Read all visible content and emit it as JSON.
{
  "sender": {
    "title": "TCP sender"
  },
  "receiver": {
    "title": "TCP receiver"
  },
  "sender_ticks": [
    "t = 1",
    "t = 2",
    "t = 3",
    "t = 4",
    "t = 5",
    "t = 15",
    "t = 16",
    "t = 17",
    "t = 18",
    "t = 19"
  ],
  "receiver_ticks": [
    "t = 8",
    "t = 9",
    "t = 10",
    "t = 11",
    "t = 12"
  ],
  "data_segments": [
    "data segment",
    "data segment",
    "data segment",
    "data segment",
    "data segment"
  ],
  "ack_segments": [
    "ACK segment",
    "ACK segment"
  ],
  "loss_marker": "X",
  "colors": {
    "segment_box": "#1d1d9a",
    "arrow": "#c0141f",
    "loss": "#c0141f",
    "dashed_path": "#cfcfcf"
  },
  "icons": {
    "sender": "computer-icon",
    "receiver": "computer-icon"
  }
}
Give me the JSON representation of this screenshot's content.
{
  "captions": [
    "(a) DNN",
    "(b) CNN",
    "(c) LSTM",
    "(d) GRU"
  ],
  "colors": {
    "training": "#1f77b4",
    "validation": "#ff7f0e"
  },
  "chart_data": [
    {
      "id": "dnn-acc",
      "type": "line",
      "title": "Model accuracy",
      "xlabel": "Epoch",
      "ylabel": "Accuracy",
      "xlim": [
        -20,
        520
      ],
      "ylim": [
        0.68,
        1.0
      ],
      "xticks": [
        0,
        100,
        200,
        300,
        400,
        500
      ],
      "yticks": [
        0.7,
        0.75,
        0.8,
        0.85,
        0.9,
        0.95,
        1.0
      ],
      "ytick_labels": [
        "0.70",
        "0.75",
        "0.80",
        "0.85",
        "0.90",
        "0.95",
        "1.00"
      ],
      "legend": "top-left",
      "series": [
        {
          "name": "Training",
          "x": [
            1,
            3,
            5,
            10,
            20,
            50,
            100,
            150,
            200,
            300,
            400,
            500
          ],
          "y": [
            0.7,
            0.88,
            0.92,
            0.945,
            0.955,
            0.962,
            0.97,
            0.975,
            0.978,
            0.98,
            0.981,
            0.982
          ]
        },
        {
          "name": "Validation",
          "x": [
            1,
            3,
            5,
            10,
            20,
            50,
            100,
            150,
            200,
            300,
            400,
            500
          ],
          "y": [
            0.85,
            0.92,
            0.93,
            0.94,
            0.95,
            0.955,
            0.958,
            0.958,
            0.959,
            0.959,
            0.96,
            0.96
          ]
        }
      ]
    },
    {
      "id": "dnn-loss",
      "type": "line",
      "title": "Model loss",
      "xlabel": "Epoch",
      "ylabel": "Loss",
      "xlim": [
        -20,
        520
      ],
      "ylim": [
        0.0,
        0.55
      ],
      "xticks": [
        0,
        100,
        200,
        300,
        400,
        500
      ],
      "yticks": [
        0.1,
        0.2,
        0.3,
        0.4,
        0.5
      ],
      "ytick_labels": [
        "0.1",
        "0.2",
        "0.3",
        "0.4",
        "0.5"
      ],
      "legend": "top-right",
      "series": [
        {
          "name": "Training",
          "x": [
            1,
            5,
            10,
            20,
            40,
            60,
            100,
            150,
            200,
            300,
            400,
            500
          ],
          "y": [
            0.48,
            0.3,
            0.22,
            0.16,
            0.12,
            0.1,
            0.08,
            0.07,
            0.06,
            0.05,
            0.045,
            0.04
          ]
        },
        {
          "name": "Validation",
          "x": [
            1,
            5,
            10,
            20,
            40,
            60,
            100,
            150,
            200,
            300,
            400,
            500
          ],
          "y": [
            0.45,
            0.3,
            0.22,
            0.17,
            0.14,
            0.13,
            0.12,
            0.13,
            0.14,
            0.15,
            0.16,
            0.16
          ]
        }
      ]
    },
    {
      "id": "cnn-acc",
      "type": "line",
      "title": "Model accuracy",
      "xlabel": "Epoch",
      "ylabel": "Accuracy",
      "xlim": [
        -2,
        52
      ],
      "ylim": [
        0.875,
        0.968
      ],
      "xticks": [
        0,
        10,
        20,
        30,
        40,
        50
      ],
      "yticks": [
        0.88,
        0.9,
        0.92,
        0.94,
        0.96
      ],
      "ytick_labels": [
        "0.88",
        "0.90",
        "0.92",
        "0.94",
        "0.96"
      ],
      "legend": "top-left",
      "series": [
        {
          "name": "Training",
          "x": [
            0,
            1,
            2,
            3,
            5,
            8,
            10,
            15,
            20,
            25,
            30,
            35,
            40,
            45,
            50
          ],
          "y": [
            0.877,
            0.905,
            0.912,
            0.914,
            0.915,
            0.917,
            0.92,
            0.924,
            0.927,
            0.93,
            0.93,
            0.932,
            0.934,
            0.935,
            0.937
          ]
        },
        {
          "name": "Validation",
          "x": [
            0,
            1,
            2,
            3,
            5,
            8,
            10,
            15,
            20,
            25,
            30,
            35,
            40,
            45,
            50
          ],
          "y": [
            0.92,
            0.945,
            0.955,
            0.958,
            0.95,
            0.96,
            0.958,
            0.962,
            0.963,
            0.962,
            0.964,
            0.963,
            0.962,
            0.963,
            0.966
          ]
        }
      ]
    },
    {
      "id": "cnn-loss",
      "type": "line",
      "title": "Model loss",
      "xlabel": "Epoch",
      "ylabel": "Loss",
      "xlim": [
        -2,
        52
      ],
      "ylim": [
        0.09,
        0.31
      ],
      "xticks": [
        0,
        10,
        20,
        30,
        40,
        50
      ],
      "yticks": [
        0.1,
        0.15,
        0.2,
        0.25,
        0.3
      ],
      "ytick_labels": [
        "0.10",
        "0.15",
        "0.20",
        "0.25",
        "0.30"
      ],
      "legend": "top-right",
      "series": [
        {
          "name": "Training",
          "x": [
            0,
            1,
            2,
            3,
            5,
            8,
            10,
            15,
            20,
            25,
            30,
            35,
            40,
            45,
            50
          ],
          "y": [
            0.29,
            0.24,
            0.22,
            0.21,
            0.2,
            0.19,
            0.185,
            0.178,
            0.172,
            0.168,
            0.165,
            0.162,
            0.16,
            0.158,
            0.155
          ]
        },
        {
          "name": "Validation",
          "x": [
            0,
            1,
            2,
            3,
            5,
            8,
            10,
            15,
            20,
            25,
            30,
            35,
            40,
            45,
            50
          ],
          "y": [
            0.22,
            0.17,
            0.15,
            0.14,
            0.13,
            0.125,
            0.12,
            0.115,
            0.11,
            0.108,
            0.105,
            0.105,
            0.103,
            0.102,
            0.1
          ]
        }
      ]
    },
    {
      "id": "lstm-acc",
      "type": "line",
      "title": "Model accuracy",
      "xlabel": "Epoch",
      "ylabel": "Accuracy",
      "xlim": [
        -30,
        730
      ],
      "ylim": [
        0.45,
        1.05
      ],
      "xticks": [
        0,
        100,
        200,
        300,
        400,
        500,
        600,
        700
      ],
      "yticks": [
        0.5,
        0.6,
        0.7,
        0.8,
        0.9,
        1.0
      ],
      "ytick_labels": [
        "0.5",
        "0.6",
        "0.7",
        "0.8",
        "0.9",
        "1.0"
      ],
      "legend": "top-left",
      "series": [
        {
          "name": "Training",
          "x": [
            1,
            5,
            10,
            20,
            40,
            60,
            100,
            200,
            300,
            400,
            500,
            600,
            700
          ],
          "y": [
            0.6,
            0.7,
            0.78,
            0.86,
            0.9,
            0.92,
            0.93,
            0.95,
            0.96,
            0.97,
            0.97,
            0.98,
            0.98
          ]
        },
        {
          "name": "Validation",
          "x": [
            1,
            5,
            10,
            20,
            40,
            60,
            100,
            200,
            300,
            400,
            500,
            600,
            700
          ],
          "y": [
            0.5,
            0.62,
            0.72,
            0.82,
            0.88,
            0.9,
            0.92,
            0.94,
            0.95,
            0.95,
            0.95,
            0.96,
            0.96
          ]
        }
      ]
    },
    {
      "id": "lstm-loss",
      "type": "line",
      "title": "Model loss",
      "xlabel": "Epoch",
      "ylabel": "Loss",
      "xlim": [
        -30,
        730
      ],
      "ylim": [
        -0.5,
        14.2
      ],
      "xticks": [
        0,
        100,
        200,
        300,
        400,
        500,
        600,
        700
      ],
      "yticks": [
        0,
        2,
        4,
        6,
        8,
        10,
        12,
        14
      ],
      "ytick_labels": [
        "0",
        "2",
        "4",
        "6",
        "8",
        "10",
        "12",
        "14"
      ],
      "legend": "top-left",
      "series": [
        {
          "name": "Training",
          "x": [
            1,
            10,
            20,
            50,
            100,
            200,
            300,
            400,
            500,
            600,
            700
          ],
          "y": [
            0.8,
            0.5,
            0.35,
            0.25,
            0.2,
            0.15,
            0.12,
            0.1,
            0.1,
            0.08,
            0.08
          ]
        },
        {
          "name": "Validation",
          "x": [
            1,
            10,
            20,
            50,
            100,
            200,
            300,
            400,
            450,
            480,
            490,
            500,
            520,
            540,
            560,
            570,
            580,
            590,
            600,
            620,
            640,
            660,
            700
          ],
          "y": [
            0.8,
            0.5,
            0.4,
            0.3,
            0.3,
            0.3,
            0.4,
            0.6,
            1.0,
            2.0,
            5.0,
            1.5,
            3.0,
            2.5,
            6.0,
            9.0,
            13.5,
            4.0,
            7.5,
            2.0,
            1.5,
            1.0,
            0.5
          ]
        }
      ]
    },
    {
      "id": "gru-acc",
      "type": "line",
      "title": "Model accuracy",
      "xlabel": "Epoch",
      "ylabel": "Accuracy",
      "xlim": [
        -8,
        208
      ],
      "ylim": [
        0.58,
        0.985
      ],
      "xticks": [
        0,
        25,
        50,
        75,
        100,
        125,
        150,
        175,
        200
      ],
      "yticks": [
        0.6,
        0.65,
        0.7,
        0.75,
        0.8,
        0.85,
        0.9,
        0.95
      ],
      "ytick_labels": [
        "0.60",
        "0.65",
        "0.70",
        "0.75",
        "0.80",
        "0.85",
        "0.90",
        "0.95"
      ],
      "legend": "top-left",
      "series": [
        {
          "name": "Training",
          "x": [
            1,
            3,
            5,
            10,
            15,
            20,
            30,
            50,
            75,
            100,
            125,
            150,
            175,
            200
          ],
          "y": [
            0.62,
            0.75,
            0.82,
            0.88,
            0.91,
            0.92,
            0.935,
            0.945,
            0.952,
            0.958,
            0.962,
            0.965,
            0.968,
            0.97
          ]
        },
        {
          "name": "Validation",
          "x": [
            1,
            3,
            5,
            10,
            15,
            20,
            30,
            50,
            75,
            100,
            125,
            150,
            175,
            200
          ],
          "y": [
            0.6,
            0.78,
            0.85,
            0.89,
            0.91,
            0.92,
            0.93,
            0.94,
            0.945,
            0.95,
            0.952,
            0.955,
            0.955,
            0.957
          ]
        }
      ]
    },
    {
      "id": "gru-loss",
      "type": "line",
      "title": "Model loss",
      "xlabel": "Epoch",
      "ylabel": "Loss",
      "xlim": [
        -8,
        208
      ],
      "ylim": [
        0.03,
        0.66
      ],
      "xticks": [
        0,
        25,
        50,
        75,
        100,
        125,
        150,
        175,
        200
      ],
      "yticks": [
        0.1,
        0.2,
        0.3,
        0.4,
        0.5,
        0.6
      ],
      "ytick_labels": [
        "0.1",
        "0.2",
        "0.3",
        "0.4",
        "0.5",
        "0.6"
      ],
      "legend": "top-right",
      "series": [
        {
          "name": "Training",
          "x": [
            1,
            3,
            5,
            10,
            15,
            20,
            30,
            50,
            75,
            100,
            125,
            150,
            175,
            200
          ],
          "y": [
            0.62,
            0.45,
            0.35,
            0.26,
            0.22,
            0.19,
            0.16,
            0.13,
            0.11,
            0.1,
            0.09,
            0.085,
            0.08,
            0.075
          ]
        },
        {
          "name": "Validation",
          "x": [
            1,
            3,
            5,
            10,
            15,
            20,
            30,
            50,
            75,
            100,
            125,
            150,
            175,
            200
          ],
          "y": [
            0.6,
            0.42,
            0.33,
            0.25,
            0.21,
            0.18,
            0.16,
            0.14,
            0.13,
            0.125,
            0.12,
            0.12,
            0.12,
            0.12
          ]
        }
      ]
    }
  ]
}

※

■ What is required ■
Search the entries for the word "content", then gather every line that has it.

■ Result for this task ■
Read all visible content and emit it as JSON.
Give me the JSON representation of this screenshot's content.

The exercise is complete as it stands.